— Start of Stored rows —

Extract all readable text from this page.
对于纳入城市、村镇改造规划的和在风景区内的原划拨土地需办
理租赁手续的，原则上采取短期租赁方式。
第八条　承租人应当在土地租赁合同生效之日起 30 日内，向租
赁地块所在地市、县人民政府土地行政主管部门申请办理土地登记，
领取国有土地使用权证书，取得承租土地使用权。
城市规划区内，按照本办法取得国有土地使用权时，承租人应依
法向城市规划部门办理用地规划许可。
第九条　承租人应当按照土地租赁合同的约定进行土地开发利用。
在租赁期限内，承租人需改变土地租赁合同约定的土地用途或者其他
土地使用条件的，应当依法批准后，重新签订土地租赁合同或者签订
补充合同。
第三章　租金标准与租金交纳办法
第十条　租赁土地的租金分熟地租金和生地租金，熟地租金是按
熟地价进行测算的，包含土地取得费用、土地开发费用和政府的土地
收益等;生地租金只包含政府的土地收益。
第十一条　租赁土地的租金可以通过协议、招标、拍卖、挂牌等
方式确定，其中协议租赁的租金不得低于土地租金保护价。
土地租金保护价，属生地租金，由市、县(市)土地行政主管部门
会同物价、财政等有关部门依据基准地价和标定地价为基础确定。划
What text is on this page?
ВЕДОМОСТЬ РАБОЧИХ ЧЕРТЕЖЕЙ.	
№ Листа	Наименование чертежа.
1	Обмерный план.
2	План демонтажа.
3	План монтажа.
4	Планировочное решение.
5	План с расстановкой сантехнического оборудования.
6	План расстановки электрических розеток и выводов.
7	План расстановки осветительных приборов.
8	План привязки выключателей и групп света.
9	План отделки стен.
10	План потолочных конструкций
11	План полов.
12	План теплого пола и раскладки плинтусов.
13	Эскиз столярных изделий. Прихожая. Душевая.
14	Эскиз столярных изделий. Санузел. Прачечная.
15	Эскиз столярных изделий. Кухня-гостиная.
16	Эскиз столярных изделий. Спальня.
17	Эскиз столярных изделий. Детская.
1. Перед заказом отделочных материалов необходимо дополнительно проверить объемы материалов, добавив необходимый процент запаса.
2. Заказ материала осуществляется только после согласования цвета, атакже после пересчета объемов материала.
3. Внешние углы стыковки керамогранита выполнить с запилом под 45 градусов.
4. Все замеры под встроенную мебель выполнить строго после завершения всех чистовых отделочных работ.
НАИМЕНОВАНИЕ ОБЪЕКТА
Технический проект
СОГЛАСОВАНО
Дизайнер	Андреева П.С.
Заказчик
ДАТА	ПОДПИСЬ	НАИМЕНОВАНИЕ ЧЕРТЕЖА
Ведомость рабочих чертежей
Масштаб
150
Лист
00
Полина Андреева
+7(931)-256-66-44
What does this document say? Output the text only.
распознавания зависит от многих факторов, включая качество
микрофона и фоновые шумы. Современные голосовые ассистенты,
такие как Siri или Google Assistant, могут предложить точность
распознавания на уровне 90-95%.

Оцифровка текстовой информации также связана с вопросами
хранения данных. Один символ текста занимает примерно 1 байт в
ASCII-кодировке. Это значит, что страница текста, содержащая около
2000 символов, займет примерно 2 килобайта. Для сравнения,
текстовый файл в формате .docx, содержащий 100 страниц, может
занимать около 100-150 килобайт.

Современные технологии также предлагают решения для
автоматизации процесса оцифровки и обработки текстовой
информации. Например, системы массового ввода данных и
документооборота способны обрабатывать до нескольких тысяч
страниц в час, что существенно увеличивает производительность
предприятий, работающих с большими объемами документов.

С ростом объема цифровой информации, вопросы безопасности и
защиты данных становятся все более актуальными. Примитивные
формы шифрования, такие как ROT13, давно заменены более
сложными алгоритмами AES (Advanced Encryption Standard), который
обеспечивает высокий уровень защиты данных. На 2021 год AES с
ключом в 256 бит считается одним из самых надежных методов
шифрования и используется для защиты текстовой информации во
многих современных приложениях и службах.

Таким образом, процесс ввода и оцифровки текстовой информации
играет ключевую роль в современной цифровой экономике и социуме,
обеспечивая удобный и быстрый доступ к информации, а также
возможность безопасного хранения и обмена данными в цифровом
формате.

— End of Stored rows —

> [Problem]: Pick out the lines that contain "около" and copy them.

> [Written reply]:
ASCII-кодировке. Это значит, что страница текста, содержащая около
занимать около 100-150 килобайт.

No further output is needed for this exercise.